═════ Data listing ═════
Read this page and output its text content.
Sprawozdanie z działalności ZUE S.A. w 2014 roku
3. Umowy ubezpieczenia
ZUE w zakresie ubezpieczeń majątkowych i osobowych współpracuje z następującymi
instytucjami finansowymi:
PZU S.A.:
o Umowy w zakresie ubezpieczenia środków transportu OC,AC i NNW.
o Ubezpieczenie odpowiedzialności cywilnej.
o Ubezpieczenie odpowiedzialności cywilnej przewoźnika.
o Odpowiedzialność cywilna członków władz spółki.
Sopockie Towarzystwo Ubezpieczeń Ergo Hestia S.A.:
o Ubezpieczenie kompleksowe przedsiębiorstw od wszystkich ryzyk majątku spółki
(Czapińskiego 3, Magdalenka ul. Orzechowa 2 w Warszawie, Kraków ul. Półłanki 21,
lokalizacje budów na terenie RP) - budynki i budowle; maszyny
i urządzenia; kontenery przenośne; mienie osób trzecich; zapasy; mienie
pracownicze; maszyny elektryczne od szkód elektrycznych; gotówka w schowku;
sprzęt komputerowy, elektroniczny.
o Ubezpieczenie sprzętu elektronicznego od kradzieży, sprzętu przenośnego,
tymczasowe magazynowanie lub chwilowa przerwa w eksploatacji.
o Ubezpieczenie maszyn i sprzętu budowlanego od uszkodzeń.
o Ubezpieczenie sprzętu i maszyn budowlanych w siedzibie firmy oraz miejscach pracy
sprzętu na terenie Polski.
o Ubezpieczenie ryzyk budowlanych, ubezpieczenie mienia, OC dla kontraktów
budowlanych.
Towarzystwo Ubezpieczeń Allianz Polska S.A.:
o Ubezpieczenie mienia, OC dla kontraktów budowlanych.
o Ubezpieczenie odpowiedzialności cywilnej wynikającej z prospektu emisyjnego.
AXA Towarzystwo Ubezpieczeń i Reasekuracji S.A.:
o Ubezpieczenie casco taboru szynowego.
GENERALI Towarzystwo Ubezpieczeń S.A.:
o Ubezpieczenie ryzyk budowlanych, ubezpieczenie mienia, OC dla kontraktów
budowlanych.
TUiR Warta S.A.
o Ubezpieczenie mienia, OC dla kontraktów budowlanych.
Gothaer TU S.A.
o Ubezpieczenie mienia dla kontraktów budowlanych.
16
═════
Directions for this task: The string "ubezpieczenia" may appear in lines of the listing above; tally those lines and give the number only.

Written answer: 2